▶ [READING PASSAGE]:

____________________

The spring turkey hunter's itch to hear that first gobble and to video strutting gobblers is in full swing now. Therefore, all across Pennsylvania, hunters are working hard to sabotage their spring hunting success.

I was among the first outdoor writers to warn of this unwise scouting practices in an article I wrote for "Outdoor Life" magazine 40 years ago. When gobbler hunting was introduced in 1968, we knew little about the habits of gobblers in the spring. Gobblers would thunder nonstop and would almost run to any call they heard from the bushes. Hunters were out for weeks, trying to call gobblers in to video. They paraded around, spooking birds right and left so it didn't take but a few years of this kind of "scouting" to alert the turkeys that they enemy was ever-present at their mating rituals and had learned to speak their language.

Gobblers responded to this unrelenting pressure by not talking quite so much, by gobbling on the roost until the hens came to their tree. Once they arrived, he'd jump down from the roost and off the whole troop would go- silently. It took awhile but now most hunters understand that the tough gobblers we face these days have adjusted to the pressure put on them over the years. Now the birds are about as tough a batch of birds as can be hunting in the nation. Many leading hunters attest to that.

In short, scouting does not mean going out before season and calling birds in. When you do that, one of two things is definitely going to happen: They will come in to your calls but find no hen there or they come into your calls only to be spooked and scared. That teaches them two things: Don't waste your time looking for calling hens from afar because when you get there, the hen will not be there. Or looking for hens talking from afar is risky business.

Since the Game Commission's trap and transfer program of the 1970's has been so fantastically successful, there are now in the state more turkeys than deer . But today's gobblers are masters at sneaking in to your position silently, slowly, with their radar vision in high gear. And with the activity almost surely starting early this year since the weather has been so spring-like, it will almost surely be that by the time season arrives this year, every gobbler will have more hens with him than he can handle.

He may hear your calls and even answer them lustily but the chances of him leaving them to go a hundred yards looking for a hen in the bushes is depressingly small. So running around in the preseason, calling birds in and spooking them, alerting them that the time of the parade of the enemy has come, is truly unwise.

____________________

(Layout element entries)
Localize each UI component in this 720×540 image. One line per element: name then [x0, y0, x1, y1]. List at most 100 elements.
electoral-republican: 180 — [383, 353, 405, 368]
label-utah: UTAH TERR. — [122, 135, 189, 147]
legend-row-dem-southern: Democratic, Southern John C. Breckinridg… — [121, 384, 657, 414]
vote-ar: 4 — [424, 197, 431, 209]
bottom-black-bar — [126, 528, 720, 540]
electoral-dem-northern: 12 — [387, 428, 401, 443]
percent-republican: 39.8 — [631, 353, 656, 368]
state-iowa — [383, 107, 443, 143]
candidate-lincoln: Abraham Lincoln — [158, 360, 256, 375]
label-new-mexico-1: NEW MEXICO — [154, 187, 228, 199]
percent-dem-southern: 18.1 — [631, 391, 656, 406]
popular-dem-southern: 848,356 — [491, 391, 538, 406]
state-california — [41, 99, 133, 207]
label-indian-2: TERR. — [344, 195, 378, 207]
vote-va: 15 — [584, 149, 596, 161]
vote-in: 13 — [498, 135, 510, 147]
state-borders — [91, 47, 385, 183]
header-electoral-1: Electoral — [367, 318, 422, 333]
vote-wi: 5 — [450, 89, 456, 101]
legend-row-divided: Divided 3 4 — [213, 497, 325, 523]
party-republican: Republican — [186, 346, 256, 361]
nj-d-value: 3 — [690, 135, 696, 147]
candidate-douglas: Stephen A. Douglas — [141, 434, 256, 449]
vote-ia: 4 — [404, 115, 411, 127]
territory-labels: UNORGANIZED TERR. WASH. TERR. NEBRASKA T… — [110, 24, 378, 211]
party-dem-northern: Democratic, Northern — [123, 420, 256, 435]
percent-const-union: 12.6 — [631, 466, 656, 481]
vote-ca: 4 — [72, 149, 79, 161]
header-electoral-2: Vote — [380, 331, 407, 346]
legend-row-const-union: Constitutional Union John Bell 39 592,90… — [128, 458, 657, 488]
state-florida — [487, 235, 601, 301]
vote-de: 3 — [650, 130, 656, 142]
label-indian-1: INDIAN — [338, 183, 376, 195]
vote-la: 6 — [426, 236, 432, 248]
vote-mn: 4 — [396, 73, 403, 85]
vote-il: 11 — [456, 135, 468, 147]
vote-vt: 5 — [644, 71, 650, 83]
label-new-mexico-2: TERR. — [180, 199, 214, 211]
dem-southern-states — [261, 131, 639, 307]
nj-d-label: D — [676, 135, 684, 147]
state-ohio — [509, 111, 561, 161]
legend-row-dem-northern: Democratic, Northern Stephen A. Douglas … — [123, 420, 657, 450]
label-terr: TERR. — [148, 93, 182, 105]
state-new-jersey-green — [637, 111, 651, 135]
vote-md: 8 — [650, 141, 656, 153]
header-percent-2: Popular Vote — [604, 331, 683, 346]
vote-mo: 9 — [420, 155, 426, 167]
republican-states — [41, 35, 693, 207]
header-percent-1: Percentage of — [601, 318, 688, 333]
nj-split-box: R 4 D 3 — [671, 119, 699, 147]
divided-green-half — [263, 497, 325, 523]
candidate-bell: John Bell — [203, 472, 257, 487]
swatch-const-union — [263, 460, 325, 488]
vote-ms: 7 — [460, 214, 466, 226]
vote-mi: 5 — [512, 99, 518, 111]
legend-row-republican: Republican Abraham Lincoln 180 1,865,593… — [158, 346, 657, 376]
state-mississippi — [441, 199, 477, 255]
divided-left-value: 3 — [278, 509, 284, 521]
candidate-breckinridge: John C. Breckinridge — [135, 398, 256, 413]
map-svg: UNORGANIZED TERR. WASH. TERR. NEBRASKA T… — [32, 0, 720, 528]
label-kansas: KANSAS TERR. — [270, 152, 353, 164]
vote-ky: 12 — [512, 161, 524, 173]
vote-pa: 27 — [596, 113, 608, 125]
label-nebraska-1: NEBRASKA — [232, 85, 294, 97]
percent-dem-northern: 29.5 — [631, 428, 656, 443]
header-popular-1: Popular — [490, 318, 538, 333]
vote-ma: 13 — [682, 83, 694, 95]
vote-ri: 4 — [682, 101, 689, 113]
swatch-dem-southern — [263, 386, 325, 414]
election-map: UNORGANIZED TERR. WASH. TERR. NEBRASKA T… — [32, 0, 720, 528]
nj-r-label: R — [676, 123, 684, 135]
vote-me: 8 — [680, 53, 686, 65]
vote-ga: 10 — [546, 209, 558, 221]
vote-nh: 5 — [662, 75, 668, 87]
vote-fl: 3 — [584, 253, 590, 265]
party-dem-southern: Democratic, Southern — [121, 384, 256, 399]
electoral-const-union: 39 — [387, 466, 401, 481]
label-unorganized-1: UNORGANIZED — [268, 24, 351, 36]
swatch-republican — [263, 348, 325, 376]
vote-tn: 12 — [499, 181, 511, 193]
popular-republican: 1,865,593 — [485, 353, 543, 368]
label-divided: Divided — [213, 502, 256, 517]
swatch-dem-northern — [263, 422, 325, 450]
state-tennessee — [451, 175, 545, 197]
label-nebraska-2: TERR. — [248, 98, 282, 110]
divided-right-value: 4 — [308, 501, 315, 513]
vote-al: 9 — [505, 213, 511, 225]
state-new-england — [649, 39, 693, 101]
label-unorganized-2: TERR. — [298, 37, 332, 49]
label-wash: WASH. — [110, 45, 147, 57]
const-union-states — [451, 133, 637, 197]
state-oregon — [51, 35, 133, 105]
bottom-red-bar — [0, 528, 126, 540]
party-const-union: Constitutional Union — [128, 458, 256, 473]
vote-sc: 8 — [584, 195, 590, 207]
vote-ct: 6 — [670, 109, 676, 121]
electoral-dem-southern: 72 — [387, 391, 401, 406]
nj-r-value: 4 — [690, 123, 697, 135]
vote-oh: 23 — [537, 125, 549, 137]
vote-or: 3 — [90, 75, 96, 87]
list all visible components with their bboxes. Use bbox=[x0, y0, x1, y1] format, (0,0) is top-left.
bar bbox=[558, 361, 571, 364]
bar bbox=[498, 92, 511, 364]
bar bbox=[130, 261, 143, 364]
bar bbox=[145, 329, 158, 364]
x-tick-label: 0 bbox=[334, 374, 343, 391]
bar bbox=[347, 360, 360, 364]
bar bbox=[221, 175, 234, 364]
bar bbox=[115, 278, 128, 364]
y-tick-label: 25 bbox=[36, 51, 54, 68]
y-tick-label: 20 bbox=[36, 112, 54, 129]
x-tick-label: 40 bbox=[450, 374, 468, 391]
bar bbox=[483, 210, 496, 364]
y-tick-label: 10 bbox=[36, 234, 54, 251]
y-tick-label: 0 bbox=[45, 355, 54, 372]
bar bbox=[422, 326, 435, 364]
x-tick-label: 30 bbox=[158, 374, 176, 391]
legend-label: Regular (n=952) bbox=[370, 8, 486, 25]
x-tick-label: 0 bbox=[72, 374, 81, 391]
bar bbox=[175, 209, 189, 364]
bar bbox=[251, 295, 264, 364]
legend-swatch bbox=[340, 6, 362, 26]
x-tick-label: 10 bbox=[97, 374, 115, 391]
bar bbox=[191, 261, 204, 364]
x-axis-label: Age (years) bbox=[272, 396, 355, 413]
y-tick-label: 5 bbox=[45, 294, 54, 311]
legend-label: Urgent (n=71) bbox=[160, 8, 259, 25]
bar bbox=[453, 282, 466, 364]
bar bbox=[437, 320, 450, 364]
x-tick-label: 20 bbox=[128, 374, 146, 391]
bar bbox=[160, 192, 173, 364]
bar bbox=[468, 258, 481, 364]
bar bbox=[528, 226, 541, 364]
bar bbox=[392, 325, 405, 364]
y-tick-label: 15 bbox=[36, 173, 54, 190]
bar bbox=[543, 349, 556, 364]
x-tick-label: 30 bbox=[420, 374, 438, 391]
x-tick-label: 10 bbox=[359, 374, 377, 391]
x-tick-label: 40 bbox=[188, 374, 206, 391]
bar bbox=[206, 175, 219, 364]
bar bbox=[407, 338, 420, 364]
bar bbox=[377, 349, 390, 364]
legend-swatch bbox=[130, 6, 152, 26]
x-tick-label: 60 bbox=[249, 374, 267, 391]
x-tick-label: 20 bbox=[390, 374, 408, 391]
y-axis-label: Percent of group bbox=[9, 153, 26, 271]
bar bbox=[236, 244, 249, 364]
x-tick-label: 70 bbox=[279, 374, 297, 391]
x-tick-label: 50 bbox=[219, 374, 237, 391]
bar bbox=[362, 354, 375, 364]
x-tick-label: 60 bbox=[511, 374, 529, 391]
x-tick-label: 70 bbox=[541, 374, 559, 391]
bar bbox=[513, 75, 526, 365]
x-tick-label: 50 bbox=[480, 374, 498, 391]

____________________

▶ [WORK TO COMPLETE]:
a – Echo the part of the spring gobbler scouting article between "He may hear" and "is truly unwise.", inclusive.
b – Which numbers written in digits appear in the spring gobbler scouting article?
These data were taken from a different source than the article.

▶ [OUTPUTS FOR THE TASKS]:
a –
He may hear your calls and even answer them lustily but the chances of him leaving them to go a hundred yards looking for a hen in the bushes is depressingly small. So running around in the preseason, calling birds in and spooking them, alerting them that the time of the parade of the enemy has come, is truly unwise.

b –
- 40
- 1968
- 1970's